**What the task asks**
Copy out each line that has "relative" in it.

**Extracted information**
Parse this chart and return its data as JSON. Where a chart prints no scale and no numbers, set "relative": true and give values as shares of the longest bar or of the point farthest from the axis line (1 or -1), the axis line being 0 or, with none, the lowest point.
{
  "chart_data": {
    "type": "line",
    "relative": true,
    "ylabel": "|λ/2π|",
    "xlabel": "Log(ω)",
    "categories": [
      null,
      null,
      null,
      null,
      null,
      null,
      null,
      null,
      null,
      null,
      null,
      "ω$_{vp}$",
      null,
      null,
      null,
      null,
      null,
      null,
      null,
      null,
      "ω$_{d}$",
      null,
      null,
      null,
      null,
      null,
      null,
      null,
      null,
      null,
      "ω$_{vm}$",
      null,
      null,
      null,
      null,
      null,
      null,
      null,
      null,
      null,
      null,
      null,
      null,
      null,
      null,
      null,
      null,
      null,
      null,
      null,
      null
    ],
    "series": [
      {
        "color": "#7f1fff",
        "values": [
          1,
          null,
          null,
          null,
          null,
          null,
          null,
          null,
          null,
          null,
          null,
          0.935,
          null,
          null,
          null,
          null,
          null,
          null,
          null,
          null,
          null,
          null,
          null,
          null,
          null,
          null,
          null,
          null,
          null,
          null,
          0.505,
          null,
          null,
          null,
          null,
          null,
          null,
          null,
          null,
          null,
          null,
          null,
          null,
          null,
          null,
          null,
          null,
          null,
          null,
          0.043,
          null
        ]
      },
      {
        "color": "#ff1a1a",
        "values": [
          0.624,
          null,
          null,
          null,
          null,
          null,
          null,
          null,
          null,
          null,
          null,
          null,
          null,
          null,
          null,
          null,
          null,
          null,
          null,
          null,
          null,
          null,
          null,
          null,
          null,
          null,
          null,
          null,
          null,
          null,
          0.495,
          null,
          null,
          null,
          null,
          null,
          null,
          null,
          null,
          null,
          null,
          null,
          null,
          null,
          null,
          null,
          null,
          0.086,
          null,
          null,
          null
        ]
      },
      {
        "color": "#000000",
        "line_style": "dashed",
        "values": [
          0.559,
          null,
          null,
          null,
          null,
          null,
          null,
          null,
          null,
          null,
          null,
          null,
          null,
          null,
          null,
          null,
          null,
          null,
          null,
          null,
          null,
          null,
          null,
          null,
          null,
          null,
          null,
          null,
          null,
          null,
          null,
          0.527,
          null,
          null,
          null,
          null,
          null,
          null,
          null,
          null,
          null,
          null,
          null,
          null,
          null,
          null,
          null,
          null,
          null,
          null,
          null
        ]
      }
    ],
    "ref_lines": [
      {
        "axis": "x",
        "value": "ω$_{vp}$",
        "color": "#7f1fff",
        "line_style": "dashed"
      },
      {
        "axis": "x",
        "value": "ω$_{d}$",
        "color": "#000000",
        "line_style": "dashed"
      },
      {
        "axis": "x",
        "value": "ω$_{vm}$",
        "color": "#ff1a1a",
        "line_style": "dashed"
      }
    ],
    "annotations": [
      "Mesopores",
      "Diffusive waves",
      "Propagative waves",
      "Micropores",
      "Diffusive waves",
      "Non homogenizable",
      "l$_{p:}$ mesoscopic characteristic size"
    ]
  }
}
---
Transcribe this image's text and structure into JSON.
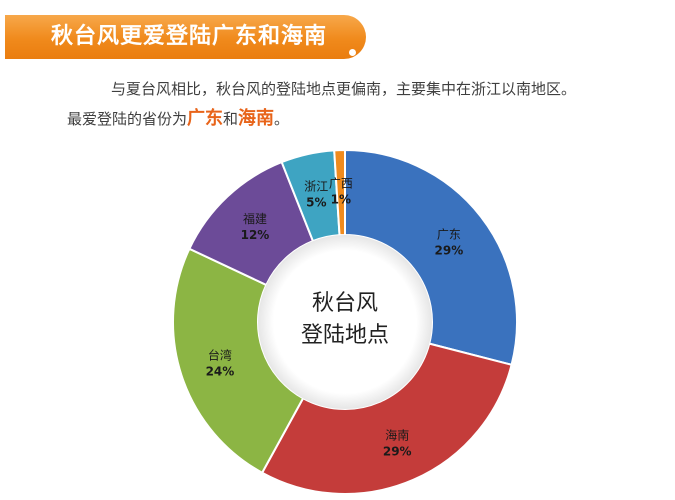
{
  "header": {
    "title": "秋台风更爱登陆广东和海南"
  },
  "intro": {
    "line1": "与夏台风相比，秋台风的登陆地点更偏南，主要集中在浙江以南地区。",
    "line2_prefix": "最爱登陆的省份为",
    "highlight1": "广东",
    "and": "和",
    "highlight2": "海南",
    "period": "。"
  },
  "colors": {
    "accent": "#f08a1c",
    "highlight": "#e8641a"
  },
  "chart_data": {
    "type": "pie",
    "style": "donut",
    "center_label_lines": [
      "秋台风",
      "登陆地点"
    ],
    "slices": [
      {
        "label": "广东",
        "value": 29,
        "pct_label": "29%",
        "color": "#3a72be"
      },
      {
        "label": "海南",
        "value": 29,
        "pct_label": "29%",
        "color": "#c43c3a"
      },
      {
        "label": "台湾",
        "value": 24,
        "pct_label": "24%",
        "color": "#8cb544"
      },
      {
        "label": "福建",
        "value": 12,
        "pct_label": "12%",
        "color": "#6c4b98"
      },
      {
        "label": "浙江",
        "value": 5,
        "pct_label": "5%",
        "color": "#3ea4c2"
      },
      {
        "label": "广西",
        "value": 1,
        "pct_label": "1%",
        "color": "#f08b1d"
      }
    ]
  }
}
---
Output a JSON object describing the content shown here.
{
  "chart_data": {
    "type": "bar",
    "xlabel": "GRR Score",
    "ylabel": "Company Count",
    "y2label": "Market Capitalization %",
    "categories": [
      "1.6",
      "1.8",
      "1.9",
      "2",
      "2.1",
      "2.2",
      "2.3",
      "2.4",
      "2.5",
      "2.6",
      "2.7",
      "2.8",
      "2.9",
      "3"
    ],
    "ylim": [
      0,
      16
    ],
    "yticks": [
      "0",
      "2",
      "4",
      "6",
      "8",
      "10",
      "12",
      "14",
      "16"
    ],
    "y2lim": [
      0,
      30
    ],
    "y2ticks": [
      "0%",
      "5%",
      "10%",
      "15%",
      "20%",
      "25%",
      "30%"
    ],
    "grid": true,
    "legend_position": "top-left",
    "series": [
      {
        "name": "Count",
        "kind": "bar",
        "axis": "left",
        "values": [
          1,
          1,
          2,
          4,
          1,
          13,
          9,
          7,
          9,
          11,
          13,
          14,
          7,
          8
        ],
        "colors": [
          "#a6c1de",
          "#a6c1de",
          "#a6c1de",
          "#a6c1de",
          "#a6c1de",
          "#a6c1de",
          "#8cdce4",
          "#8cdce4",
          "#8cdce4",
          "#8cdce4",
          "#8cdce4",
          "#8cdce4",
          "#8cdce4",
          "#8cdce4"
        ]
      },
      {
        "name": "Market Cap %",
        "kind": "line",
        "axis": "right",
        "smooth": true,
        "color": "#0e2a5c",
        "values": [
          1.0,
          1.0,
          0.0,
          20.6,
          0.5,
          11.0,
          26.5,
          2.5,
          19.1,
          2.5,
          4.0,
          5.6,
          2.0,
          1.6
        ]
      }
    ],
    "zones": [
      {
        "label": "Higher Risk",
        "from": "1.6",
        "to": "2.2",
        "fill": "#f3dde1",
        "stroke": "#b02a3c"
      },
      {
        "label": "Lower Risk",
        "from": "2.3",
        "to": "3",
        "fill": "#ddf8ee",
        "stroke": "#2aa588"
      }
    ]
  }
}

**Exercise output**
Parse this chart and return its data as JSON. Where a chart prints no scale and no numbers, set "relative": true and give values as shares of the longest bar or of the point farthest from the axis line (1 or -1), the axis line being 0 or, with none, the lowest point.
    "relative": true,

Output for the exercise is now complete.